PROMPT
Only lines with the string "بالذات" matter here; gather them from the material below.

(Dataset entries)
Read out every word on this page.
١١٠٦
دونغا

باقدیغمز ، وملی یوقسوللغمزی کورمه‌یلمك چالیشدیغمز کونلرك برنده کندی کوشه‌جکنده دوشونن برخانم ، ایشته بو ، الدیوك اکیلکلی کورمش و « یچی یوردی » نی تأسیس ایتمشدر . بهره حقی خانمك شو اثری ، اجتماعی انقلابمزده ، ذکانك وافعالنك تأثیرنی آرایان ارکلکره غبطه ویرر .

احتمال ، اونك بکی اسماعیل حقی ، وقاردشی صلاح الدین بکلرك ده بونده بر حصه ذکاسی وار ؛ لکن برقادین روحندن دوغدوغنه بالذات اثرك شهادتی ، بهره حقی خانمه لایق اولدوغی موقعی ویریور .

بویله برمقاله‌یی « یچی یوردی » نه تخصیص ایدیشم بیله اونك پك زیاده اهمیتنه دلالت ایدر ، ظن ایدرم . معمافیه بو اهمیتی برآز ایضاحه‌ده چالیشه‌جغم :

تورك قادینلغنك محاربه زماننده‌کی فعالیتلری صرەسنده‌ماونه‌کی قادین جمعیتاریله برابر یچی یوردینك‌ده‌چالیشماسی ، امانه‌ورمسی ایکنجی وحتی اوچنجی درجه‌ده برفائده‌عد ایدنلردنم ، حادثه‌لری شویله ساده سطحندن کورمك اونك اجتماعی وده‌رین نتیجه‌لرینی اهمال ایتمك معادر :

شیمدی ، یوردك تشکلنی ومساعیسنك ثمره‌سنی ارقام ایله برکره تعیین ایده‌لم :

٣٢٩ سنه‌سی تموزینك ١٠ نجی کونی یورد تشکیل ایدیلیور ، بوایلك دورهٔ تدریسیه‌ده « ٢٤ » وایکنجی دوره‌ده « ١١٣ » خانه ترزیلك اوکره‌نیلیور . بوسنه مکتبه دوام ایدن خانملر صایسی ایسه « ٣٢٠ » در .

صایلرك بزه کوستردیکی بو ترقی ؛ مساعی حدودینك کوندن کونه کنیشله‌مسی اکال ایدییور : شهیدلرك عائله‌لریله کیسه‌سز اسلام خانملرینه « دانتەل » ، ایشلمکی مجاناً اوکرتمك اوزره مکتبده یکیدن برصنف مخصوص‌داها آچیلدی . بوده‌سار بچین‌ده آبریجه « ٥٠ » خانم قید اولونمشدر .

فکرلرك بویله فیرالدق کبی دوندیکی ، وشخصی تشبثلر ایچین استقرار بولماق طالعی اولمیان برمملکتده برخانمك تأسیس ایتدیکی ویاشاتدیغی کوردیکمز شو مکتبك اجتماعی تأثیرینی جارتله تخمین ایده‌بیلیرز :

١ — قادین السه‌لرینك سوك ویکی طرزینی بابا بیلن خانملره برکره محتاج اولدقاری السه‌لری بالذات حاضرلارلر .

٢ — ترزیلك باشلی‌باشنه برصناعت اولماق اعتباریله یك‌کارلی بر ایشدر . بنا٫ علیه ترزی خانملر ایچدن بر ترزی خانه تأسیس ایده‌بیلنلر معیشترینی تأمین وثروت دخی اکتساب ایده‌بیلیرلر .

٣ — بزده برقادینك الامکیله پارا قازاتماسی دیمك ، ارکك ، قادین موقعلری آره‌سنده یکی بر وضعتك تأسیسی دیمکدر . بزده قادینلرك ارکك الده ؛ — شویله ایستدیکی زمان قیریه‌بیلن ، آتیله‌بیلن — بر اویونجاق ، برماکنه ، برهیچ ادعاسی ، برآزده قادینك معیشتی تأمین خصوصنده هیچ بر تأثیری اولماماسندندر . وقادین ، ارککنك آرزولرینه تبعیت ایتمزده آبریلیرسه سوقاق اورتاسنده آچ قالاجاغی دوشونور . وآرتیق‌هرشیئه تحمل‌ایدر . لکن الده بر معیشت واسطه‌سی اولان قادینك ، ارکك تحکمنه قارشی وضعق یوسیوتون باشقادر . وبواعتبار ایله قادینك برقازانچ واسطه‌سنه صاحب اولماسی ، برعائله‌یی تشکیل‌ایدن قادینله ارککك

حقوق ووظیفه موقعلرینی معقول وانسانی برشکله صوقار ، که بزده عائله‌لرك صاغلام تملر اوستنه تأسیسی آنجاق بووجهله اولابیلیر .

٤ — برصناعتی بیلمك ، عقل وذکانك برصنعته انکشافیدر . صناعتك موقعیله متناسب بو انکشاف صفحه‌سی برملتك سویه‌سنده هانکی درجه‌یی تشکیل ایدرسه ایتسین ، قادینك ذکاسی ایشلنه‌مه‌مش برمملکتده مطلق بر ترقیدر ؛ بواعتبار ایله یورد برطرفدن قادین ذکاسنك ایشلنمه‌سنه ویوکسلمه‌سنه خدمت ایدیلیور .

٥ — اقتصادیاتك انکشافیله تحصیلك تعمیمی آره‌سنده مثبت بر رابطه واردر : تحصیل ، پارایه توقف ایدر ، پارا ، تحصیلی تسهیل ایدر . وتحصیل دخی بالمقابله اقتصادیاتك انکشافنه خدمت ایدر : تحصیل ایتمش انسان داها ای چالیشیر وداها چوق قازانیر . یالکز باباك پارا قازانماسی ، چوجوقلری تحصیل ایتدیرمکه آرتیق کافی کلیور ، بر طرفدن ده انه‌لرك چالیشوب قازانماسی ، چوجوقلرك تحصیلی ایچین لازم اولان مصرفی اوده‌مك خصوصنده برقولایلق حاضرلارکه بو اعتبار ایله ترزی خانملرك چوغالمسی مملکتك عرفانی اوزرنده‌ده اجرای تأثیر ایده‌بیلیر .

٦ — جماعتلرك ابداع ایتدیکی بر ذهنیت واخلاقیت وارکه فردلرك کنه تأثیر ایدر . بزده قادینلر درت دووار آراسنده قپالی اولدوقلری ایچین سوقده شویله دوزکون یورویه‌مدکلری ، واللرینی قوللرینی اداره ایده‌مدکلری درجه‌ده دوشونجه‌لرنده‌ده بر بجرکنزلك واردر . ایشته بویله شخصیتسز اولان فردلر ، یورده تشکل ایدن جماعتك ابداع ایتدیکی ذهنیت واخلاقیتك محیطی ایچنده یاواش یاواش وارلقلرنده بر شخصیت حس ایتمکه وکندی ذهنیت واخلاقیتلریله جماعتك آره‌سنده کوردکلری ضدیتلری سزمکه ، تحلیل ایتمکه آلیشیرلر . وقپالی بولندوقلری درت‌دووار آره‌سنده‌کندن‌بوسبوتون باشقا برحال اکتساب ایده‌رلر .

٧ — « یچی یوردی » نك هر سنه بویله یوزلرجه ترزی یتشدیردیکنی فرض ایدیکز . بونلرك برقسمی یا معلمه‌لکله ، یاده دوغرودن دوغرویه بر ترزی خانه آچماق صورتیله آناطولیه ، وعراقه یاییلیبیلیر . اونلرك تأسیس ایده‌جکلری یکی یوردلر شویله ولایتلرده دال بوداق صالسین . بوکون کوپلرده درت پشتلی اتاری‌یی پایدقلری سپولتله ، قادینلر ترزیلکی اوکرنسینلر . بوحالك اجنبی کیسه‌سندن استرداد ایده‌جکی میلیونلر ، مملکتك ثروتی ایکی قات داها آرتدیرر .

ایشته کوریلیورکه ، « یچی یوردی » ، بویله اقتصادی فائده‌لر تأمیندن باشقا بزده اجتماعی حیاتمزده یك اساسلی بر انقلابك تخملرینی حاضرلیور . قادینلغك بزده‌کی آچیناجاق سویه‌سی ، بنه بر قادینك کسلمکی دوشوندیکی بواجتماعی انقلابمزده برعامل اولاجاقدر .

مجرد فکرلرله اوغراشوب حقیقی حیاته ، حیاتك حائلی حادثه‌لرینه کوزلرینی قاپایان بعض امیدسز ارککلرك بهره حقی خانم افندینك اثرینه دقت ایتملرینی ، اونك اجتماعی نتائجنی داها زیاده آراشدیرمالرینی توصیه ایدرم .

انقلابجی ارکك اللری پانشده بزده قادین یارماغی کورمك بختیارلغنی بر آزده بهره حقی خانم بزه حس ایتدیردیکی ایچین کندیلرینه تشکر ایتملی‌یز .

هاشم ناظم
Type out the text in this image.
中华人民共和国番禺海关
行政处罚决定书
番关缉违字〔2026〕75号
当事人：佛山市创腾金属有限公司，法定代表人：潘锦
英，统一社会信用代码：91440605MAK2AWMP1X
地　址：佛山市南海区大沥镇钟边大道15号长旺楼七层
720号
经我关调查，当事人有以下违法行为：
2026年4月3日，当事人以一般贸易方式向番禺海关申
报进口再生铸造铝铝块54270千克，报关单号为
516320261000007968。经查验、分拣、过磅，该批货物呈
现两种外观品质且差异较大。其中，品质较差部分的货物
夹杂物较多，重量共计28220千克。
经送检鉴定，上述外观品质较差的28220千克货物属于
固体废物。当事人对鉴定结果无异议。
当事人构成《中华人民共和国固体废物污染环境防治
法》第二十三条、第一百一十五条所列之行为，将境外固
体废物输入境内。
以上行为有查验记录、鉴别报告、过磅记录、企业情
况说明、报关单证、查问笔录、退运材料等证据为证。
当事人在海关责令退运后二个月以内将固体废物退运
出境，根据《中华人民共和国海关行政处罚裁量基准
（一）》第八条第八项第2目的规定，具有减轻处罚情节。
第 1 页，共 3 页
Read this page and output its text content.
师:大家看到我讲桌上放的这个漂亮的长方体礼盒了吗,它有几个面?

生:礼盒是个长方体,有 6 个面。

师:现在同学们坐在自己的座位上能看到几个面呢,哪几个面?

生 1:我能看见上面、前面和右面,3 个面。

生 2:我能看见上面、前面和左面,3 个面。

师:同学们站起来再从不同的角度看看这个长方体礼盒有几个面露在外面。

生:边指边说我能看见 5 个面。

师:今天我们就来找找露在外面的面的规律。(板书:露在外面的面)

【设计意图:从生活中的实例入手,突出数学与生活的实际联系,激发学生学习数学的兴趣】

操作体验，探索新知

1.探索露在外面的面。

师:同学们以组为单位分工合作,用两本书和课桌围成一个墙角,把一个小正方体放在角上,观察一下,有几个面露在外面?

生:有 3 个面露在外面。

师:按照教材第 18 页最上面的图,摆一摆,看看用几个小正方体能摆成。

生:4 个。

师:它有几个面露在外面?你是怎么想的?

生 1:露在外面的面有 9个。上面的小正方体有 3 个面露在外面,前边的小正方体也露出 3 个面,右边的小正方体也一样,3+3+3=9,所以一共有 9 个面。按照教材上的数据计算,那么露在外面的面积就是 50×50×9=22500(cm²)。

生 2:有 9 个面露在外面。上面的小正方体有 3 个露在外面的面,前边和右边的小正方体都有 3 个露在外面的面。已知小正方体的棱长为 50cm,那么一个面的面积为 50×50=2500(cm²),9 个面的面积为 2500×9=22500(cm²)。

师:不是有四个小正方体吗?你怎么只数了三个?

EXERCISE RESULT
احتمال ، اونك بکی اسماعیل حقی ، وقاردشی صلاح الدین بکلرك ده بونده بر حصه ذکاسی وار ؛ لکن برقادین روحندن دوغدوغنه بالذات اثرك شهادتی ، بهره حقی خانمه لایق اولدوغی موقعی ویریور .
١ — قادین السه‌لرینك سوك ویکی طرزینی بابا بیلن خانملره برکره محتاج اولدقاری السه‌لری بالذات حاضرلارلر .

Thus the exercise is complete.